• [WORK REQUIRED]:
Among the lines of this listing, determine how many contain the string "Annual". Answer with the number only.

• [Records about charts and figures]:
________

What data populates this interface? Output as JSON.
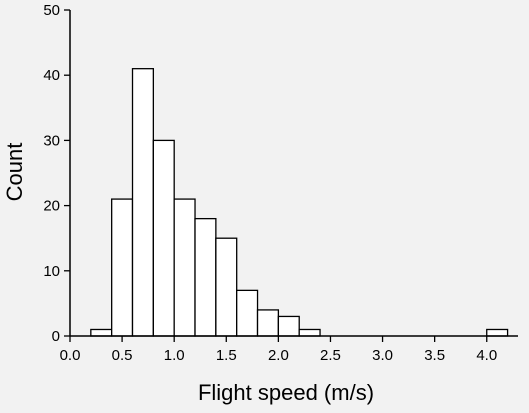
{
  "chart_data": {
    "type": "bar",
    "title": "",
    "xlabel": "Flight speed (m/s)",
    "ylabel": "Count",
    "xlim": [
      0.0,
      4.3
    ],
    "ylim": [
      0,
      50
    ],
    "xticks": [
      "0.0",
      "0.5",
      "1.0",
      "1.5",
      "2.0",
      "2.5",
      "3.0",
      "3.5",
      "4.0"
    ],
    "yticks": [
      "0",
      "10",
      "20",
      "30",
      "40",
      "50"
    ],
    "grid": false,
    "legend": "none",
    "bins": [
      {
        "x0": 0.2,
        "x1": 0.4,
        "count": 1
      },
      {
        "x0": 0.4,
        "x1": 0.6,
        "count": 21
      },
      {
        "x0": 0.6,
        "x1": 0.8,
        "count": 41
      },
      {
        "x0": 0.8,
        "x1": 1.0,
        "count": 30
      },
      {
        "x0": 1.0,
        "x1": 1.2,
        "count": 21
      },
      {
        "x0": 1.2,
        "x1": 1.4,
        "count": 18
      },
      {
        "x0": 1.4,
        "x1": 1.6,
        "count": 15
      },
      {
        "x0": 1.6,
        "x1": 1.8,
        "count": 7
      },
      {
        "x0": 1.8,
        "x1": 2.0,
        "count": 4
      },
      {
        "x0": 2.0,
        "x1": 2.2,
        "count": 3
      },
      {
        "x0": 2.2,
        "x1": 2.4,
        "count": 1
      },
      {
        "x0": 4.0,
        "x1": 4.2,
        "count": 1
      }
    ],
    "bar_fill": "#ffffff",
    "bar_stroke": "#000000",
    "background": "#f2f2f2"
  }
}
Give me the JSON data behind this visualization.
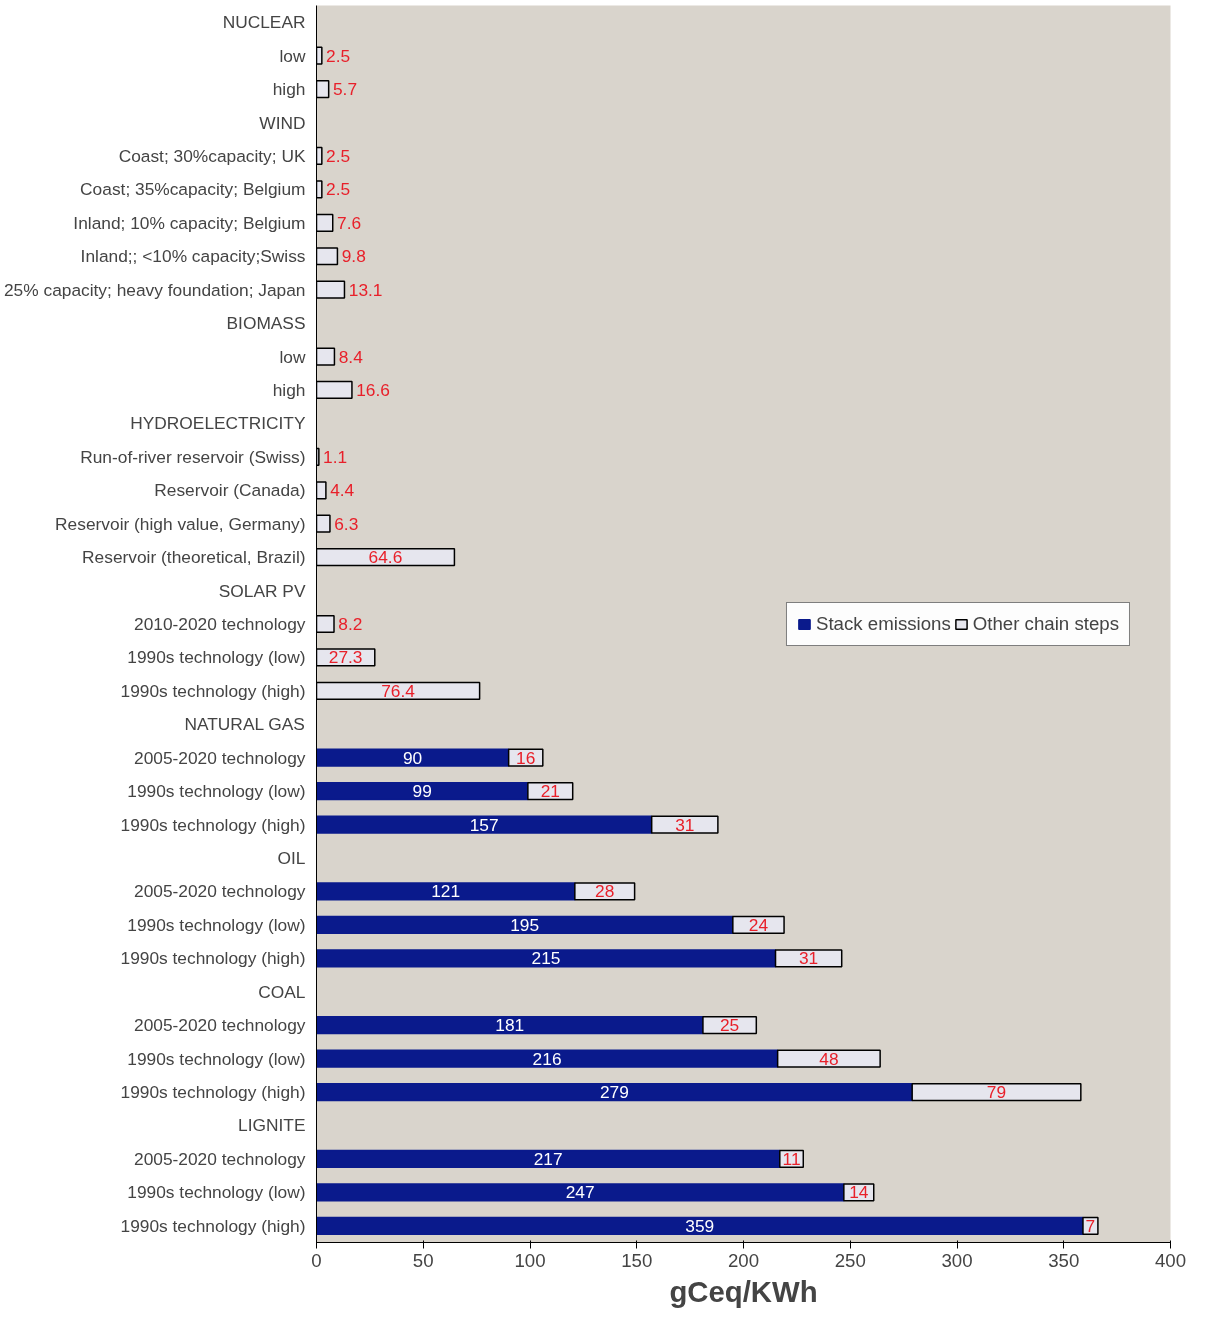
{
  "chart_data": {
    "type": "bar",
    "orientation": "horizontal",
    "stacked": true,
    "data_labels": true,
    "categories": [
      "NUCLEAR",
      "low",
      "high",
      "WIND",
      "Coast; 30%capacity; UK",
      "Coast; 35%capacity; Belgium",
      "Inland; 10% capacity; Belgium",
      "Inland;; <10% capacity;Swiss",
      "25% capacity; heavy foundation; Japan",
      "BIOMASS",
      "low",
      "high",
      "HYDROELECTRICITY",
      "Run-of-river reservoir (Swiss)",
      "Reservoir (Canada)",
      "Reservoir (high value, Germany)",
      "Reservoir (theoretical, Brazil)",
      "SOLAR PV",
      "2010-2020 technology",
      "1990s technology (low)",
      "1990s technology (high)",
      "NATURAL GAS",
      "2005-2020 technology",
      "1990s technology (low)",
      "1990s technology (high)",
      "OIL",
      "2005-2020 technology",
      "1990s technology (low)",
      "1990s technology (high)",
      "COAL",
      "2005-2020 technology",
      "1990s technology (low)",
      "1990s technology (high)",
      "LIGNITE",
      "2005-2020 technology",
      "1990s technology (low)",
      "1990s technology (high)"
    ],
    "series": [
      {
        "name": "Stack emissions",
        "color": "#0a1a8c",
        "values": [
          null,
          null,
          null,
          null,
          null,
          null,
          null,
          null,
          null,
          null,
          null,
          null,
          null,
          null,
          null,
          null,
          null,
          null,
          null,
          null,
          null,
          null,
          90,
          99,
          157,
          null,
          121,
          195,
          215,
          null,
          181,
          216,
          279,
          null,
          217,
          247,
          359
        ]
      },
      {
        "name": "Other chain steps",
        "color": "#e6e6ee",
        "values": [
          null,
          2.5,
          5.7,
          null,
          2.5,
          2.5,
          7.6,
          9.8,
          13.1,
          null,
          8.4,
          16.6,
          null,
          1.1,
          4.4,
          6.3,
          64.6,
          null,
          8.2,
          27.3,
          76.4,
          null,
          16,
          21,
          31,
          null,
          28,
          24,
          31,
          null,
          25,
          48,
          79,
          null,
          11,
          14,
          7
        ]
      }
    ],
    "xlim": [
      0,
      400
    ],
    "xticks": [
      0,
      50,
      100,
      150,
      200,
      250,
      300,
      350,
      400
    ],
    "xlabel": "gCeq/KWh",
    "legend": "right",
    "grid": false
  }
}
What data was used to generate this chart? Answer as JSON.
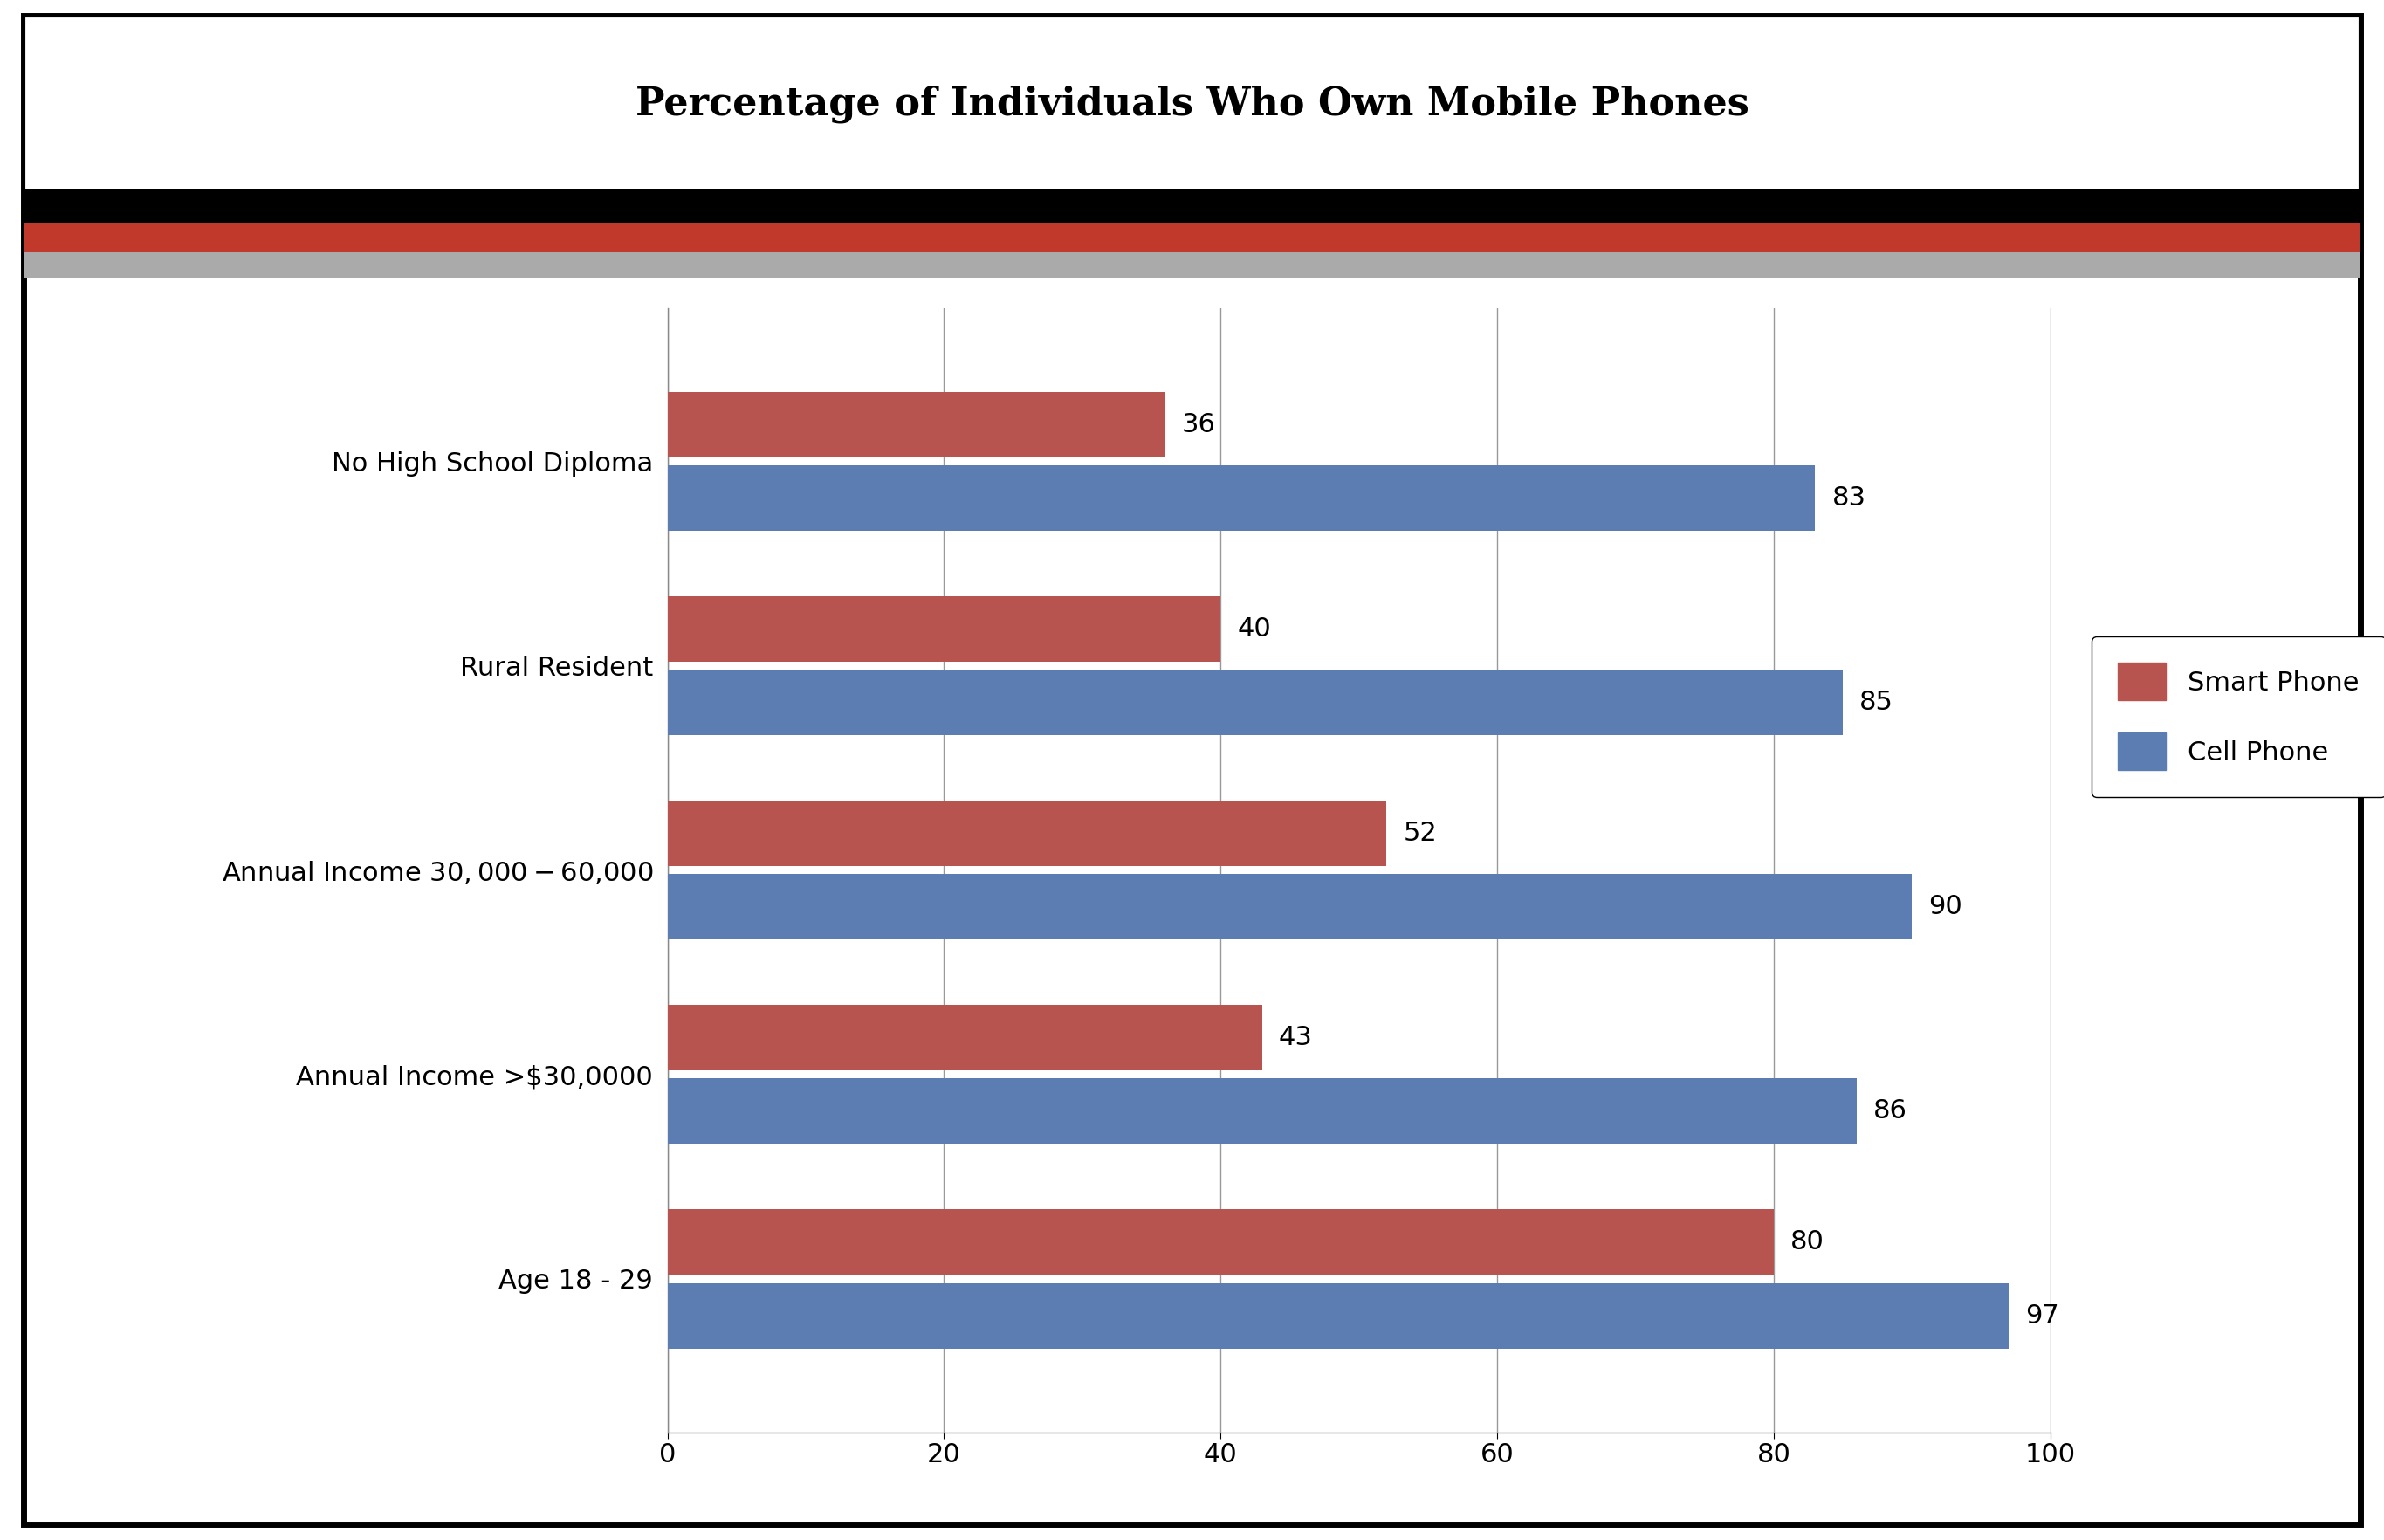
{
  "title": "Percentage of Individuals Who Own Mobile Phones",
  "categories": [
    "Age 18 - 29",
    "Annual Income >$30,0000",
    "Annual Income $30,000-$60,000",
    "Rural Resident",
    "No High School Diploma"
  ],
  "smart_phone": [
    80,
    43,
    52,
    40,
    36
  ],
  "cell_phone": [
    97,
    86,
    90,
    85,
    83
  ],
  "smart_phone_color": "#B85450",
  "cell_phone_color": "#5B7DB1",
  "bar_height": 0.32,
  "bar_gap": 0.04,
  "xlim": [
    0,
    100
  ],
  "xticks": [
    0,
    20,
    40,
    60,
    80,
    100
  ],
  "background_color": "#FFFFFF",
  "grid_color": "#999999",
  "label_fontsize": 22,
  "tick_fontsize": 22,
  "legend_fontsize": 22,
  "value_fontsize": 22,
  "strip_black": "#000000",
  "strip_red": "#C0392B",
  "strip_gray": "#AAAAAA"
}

________

• [CORRECT RESPONSE]:
2